• [BRIEF] Extract the full set of records that follows, word for word.

(Stored data)
__________

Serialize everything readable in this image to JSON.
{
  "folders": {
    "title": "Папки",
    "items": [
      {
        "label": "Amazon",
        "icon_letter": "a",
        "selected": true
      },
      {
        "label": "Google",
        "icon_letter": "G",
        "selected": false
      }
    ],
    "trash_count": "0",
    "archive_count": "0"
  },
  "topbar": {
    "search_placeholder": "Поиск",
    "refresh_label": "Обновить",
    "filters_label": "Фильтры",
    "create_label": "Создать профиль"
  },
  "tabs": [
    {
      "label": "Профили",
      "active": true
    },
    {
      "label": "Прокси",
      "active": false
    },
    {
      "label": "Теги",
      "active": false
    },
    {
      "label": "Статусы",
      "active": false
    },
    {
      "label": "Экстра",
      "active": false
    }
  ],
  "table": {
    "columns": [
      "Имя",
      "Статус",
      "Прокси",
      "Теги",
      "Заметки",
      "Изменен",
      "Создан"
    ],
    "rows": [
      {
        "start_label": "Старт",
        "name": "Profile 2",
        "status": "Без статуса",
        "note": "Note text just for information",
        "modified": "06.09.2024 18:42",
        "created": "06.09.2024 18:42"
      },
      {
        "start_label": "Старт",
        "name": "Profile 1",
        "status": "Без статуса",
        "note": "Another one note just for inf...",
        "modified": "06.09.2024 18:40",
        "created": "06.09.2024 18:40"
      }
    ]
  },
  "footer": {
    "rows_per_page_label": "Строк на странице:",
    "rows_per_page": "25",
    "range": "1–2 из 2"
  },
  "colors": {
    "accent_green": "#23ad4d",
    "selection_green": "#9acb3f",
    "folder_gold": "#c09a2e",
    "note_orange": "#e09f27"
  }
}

__________

• [ANSWER FOR THE TASK]
Serialize everything readable in this image to JSON.
{
  "folders": {
    "title": "Папки",
    "items": [
      {
        "label": "Amazon",
        "icon_letter": "a",
        "selected": true
      },
      {
        "label": "Google",
        "icon_letter": "G",
        "selected": false
      }
    ],
    "trash_count": "0",
    "archive_count": "0"
  },
  "topbar": {
    "search_placeholder": "Поиск",
    "refresh_label": "Обновить",
    "filters_label": "Фильтры",
    "create_label": "Создать профиль"
  },
  "tabs": [
    {
      "label": "Профили",
      "active": true
    },
    {
      "label": "Прокси",
      "active": false
    },
    {
      "label": "Теги",
      "active": false
    },
    {
      "label": "Статусы",
      "active": false
    },
    {
      "label": "Экстра",
      "active": false
    }
  ],
  "table": {
    "columns": [
      "Имя",
      "Статус",
      "Прокси",
      "Теги",
      "Заметки",
      "Изменен",
      "Создан"
    ],
    "rows": [
      {
        "start_label": "Старт",
        "name": "Profile 2",
        "status": "Без статуса",
        "note": "Note text just for information",
        "modified": "06.09.2024 18:42",
        "created": "06.09.2024 18:42"
      },
      {
        "start_label": "Старт",
        "name": "Profile 1",
        "status": "Без статуса",
        "note": "Another one note just for inf...",
        "modified": "06.09.2024 18:40",
        "created": "06.09.2024 18:40"
      }
    ]
  },
  "footer": {
    "rows_per_page_label": "Строк на странице:",
    "rows_per_page": "25",
    "range": "1–2 из 2"
  },
  "colors": {
    "accent_green": "#23ad4d",
    "selection_green": "#9acb3f",
    "folder_gold": "#c09a2e",
    "note_orange": "#e09f27"
  }
}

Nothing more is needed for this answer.